● PAGE EXCERPT:
[Start of section]
If you’ve watched Mr. Robot, or read a single news headline in 2016, you’re probably familiar with how powerful hackers are these days. Everything from celebrities’ phones to health records and government emails have fallen victim to cyber-attacks in recent months, leaving companies scrambling to find ways to protect their sensitive data.
Well, information security analysts are the people responsible for predicting and preventing these kinds of breaches. Since basically everybody in the world now carries around their bank info, emails, and uh, “sensitive photographs” on their cell phones, it’s probably no surprise that the “infosec” field is booming.
The Information and Communications Technology Council estimates that roughly 2,000 more analysts will need to hired by 2019 in Canada, and only 68.1 percent of employers can currently find the infosec talent they need. It’s been tipped as one of the top jobs of the future, and one of the least stressful. And with a constant stream of new technologies—and new ways to attack them—always on the horizon, this line of work has longevity.
Toronto-based James Donaldson is the 33-year-old CEO of Copperhead OS, a secure operating system that Chris Soghoian of the American Civil Liberties Union called the “the most exciting thing happening in the world of Android security today.” Donaldson also runs Toronto Crypto, a non-profit privacy advocacy group that promotes personal operational security.
[End of section]
● RECORDS:
[Start of section]
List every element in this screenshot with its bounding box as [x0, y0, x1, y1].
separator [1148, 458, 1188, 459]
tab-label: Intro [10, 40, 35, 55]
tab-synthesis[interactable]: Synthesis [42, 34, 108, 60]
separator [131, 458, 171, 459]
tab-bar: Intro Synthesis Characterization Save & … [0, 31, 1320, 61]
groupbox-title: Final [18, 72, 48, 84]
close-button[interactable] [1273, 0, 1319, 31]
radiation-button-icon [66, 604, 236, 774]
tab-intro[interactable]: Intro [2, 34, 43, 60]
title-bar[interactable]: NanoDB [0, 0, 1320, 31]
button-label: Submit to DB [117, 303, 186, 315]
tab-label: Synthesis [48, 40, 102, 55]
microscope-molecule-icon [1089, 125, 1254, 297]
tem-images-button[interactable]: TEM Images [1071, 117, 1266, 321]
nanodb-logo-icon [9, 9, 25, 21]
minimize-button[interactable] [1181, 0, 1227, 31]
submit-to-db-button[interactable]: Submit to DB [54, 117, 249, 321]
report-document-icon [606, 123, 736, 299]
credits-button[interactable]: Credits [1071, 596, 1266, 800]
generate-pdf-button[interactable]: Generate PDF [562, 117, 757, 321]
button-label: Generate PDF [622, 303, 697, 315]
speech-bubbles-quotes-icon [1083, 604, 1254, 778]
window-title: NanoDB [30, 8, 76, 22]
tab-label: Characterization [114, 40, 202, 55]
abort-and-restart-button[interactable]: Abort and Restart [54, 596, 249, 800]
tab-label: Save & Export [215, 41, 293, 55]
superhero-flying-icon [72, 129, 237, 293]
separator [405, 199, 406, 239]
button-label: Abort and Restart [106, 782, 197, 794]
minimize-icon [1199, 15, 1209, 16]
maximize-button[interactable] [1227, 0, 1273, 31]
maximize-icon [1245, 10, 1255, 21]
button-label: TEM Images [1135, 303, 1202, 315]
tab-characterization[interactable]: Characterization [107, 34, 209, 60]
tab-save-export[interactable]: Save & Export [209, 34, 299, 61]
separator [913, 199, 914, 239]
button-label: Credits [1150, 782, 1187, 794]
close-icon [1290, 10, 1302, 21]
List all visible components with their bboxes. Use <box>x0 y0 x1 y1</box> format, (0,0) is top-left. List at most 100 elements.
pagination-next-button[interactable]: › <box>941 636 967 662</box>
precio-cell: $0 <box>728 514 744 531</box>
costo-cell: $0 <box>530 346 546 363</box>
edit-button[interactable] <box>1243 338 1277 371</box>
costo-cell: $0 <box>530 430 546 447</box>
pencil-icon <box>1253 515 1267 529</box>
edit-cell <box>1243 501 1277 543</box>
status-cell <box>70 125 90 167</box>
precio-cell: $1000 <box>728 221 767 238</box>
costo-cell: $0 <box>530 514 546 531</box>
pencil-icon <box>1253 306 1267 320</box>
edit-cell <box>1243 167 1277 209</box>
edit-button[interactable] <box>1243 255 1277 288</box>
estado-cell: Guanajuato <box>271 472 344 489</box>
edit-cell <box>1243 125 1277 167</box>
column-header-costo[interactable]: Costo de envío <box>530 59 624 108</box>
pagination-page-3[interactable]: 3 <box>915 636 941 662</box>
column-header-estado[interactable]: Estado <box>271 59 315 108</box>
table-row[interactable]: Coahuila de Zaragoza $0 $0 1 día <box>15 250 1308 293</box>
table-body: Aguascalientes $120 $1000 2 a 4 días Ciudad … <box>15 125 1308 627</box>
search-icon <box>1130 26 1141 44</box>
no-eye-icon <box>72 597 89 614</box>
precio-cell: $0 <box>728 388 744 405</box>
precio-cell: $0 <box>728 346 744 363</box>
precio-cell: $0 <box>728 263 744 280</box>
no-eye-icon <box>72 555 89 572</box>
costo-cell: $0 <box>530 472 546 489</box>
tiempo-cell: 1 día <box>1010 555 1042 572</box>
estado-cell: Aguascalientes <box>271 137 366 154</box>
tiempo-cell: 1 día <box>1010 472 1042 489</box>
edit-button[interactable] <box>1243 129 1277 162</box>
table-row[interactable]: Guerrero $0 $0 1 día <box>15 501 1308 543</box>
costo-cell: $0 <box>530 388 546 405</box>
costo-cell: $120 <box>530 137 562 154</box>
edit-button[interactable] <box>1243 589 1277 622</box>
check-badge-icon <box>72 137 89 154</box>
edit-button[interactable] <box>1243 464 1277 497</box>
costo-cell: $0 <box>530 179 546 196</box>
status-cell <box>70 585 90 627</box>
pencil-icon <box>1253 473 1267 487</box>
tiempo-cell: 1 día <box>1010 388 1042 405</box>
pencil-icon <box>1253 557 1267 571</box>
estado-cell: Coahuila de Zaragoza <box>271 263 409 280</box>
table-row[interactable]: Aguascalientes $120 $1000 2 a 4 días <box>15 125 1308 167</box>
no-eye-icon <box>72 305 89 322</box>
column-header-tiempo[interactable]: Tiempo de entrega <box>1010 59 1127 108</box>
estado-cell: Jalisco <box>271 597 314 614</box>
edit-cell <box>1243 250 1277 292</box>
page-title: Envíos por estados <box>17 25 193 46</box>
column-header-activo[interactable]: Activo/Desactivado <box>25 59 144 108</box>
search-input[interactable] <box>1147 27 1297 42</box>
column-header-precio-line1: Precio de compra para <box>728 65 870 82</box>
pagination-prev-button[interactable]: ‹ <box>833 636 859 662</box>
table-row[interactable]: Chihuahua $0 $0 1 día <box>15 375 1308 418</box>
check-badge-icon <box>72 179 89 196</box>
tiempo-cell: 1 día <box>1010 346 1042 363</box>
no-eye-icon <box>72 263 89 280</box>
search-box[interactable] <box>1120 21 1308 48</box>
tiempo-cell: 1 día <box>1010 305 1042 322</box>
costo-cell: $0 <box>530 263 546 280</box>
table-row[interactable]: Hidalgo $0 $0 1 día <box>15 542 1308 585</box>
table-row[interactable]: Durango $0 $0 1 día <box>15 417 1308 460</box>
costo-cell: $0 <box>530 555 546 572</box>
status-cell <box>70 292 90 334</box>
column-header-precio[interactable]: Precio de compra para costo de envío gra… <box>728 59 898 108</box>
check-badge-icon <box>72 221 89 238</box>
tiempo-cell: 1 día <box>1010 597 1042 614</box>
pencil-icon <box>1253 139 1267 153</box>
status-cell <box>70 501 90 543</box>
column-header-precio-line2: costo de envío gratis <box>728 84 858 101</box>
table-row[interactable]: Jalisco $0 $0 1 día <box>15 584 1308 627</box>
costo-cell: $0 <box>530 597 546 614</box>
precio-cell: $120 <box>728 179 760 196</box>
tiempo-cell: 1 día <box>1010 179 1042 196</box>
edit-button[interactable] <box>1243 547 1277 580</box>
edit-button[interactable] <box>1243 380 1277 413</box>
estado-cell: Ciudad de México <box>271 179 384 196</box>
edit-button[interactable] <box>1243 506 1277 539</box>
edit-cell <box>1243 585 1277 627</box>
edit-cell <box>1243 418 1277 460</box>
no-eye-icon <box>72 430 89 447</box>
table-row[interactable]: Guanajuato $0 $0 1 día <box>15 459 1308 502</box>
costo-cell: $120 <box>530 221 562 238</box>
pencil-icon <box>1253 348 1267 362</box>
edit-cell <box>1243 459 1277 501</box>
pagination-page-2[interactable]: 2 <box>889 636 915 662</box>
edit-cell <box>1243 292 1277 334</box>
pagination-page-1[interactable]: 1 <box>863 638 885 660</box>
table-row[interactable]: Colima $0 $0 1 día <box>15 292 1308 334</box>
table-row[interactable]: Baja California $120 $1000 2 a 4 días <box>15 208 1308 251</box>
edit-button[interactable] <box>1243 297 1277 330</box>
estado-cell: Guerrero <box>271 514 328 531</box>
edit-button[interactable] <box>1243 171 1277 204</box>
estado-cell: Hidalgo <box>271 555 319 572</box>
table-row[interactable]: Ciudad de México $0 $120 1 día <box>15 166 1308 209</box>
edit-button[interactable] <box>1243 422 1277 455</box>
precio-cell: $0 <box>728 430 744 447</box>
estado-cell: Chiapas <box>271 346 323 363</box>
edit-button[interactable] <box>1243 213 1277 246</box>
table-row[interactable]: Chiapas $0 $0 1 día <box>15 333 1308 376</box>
[End of section]
● WORK ORDER 1:
According to the information security text, what percentage of employers can currently find the infosec talent they need?
● WORK ORDER 2:
In one to three sentences, explain why the information security text says this line of work has longevity.
The records are separate material and have no connection to the information security text.

● TASK RESPONSE 1:
68.1 percent.

● TASK RESPONSE 2:
New technologies keep arriving, and new ways to attack them are always on the horizon. This steady supply of new threats means the work of information security analysts will continue to be needed.